Show each line below that contains the string "kath". Case counts, so a line with only a differently capitalized form does not match.

# Exercise materials
- - - - -

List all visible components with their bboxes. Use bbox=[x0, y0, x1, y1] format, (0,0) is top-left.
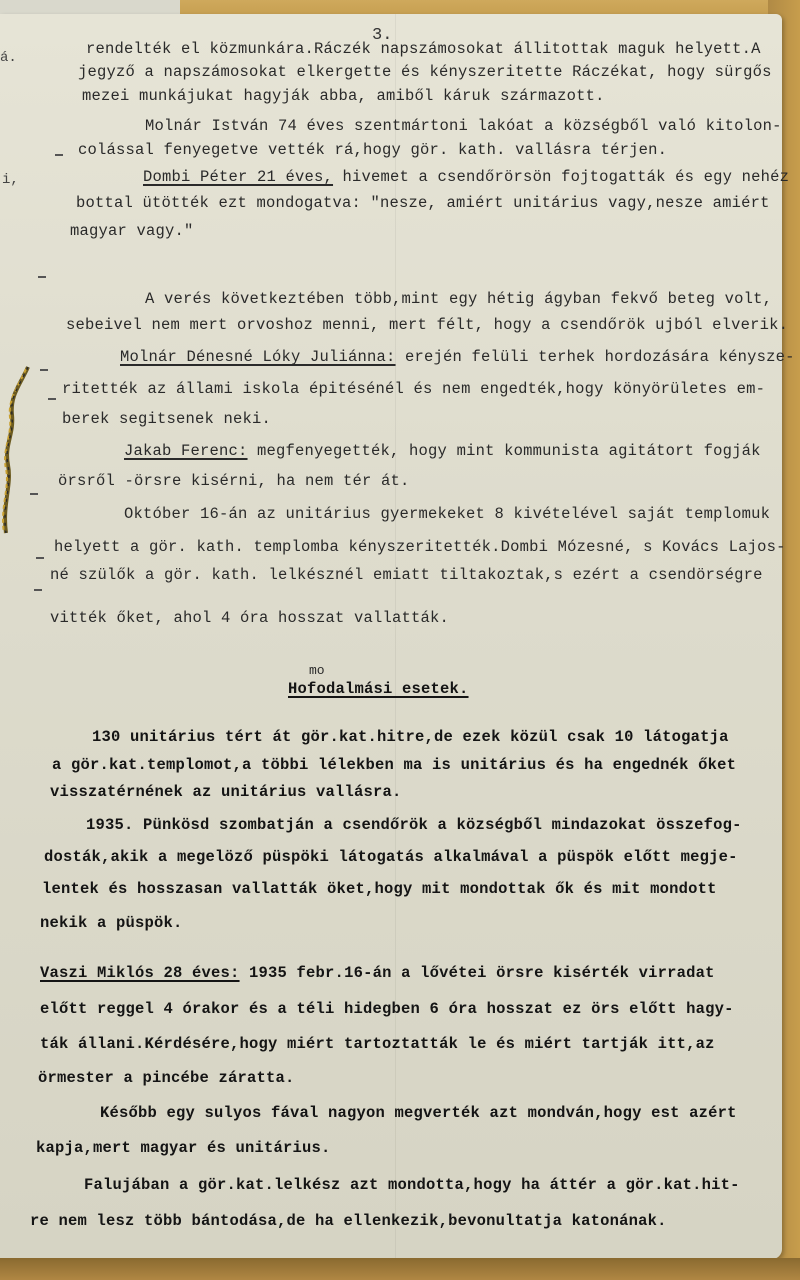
text-line: Molnár István 74 éves szentmártoni lakóa… bbox=[145, 117, 782, 135]
text-segment: nekik a püspök. bbox=[40, 914, 183, 932]
margin-dash bbox=[55, 154, 63, 156]
text-segment: A verés következtében több,mint egy héti… bbox=[145, 290, 772, 308]
margin-dash bbox=[38, 276, 46, 278]
folder-bottom bbox=[0, 1258, 800, 1280]
text-line: magyar vagy." bbox=[70, 222, 194, 240]
text-line: a gör.kat.templomot,a többi lélekben ma … bbox=[52, 756, 736, 774]
text-line: sebeivel nem mert orvoshoz menni, mert f… bbox=[66, 316, 788, 334]
text-segment: jegyző a napszámosokat elkergette és kén… bbox=[78, 63, 772, 81]
text-segment: helyett a gör. kath. templomba kényszeri… bbox=[54, 538, 786, 556]
text-segment: Molnár István 74 éves szentmártoni lakóa… bbox=[145, 117, 782, 135]
text-line: Jakab Ferenc: megfenyegették, hogy mint … bbox=[124, 442, 761, 460]
text-segment: megfenyegették, hogy mint kommunista agi… bbox=[248, 442, 761, 460]
binding-string-icon bbox=[0, 365, 30, 535]
text-segment: visszatérnének az unitárius vallásra. bbox=[50, 783, 402, 801]
margin-dash bbox=[40, 369, 48, 371]
text-line: ritették az állami iskola épitésénél és … bbox=[62, 380, 765, 398]
text-segment: mezei munkájukat hagyják abba, amiből ká… bbox=[82, 87, 605, 105]
text-line: örmester a pincébe záratta. bbox=[38, 1069, 295, 1087]
text-line: ták állani.Kérdésére,hogy miért tartozta… bbox=[40, 1035, 715, 1053]
text-line: re nem lesz több bántodása,de ha ellenke… bbox=[30, 1212, 667, 1230]
text-line: kapja,mert magyar és unitárius. bbox=[36, 1139, 331, 1157]
text-segment: dosták,akik a megelöző püspöki látogatás… bbox=[44, 848, 738, 866]
text-line: Dombi Péter 21 éves, hivemet a csendőrör… bbox=[143, 168, 789, 186]
text-line: dosták,akik a megelöző püspöki látogatás… bbox=[44, 848, 738, 866]
text-line: nekik a püspök. bbox=[40, 914, 183, 932]
text-segment: Később egy sulyos fával nagyon megverték… bbox=[100, 1104, 737, 1122]
text-line: visszatérnének az unitárius vallásra. bbox=[50, 783, 402, 801]
text-line: bottal ütötték ezt mondogatva: "nesze, a… bbox=[76, 194, 770, 212]
text-segment: Október 16-án az unitárius gyermekeket 8… bbox=[124, 505, 770, 523]
text-segment: örmester a pincébe záratta. bbox=[38, 1069, 295, 1087]
text-segment: berek segitsenek neki. bbox=[62, 410, 271, 428]
text-line: Később egy sulyos fával nagyon megverték… bbox=[100, 1104, 737, 1122]
text-line: előtt reggel 4 órakor és a téli hidegben… bbox=[40, 1000, 734, 1018]
text-line: örsről -örsre kisérni, ha nem tér át. bbox=[58, 472, 410, 490]
text-segment: örsről -örsre kisérni, ha nem tér át. bbox=[58, 472, 410, 490]
margin-fragment: i, bbox=[2, 172, 19, 188]
text-segment: ritették az állami iskola épitésénél és … bbox=[62, 380, 765, 398]
margin-dash bbox=[34, 589, 42, 591]
text-segment: colással fenyegetve vették rá,hogy gör. … bbox=[78, 141, 667, 159]
text-line: mezei munkájukat hagyják abba, amiből ká… bbox=[82, 87, 605, 105]
text-segment: a gör.kat.templomot,a többi lélekben ma … bbox=[52, 756, 736, 774]
text-segment: kapja,mert magyar és unitárius. bbox=[36, 1139, 331, 1157]
text-line: helyett a gör. kath. templomba kényszeri… bbox=[54, 538, 786, 556]
text-line: né szülők a gör. kath. lelkésznél emiatt… bbox=[50, 566, 763, 584]
text-segment: erején felüli terhek hordozására kénysze… bbox=[396, 348, 795, 366]
section-heading: Hofodalmási esetek. bbox=[288, 680, 469, 698]
text-segment: hivemet a csendőrörsön fojtogatták és eg… bbox=[333, 168, 789, 186]
underlined-name: Molnár Dénesné Lóky Juliánna: bbox=[120, 348, 396, 366]
text-segment: bottal ütötték ezt mondogatva: "nesze, a… bbox=[76, 194, 770, 212]
text-line: berek segitsenek neki. bbox=[62, 410, 271, 428]
text-line: rendelték el közmunkára.Ráczék napszámos… bbox=[86, 40, 761, 58]
text-segment: sebeivel nem mert orvoshoz menni, mert f… bbox=[66, 316, 788, 334]
text-segment: Falujában a gör.kat.lelkész azt mondotta… bbox=[84, 1176, 740, 1194]
text-line: Falujában a gör.kat.lelkész azt mondotta… bbox=[84, 1176, 740, 1194]
text-line: 130 unitárius tért át gör.kat.hitre,de e… bbox=[92, 728, 729, 746]
margin-dash bbox=[48, 398, 56, 400]
text-segment: 1935. Pünkösd szombatján a csendőrök a k… bbox=[86, 816, 742, 834]
text-line: vitték őket, ahol 4 óra hosszat vallattá… bbox=[50, 609, 449, 627]
margin-fragment: á. bbox=[0, 50, 17, 66]
underlined-name: Vaszi Miklós 28 éves: bbox=[40, 964, 240, 982]
text-line: colással fenyegetve vették rá,hogy gör. … bbox=[78, 141, 667, 159]
text-segment: vitték őket, ahol 4 óra hosszat vallattá… bbox=[50, 609, 449, 627]
heading-correction: mo bbox=[309, 663, 325, 678]
text-segment: re nem lesz több bántodása,de ha ellenke… bbox=[30, 1212, 667, 1230]
text-line: Vaszi Miklós 28 éves: 1935 febr.16-án a … bbox=[40, 964, 715, 982]
text-line: Molnár Dénesné Lóky Juliánna: erején fel… bbox=[120, 348, 795, 366]
text-segment: 1935 febr.16-án a lővétei örsre kisérték… bbox=[240, 964, 715, 982]
text-segment: né szülők a gör. kath. lelkésznél emiatt… bbox=[50, 566, 763, 584]
text-segment: magyar vagy." bbox=[70, 222, 194, 240]
text-line: A verés következtében több,mint egy héti… bbox=[145, 290, 772, 308]
underlined-name: Jakab Ferenc: bbox=[124, 442, 248, 460]
text-segment: előtt reggel 4 órakor és a téli hidegben… bbox=[40, 1000, 734, 1018]
text-line: jegyző a napszámosokat elkergette és kén… bbox=[78, 63, 772, 81]
text-line: Október 16-án az unitárius gyermekeket 8… bbox=[124, 505, 770, 523]
text-segment: rendelték el közmunkára.Ráczék napszámos… bbox=[86, 40, 761, 58]
text-segment: 130 unitárius tért át gör.kat.hitre,de e… bbox=[92, 728, 729, 746]
text-line: 1935. Pünkösd szombatján a csendőrök a k… bbox=[86, 816, 742, 834]
text-segment: ták állani.Kérdésére,hogy miért tartozta… bbox=[40, 1035, 715, 1053]
text-line: lentek és hosszasan vallatták öket,hogy … bbox=[42, 880, 717, 898]
underlined-name: Dombi Péter 21 éves, bbox=[143, 168, 333, 186]
margin-dash bbox=[30, 493, 38, 495]
margin-dash bbox=[36, 557, 44, 559]
text-segment: lentek és hosszasan vallatták öket,hogy … bbox=[42, 880, 717, 898]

- - - - -

# Problem solution
text-segment: helyett a gör. kath. templomba kényszeri… bbox=[54, 538, 786, 556]
text-line: helyett a gör. kath. templomba kényszeri… bbox=[54, 538, 786, 556]
text-line: né szülők a gör. kath. lelkésznél emiatt… bbox=[50, 566, 763, 584]
text-segment: né szülők a gör. kath. lelkésznél emiatt… bbox=[50, 566, 763, 584]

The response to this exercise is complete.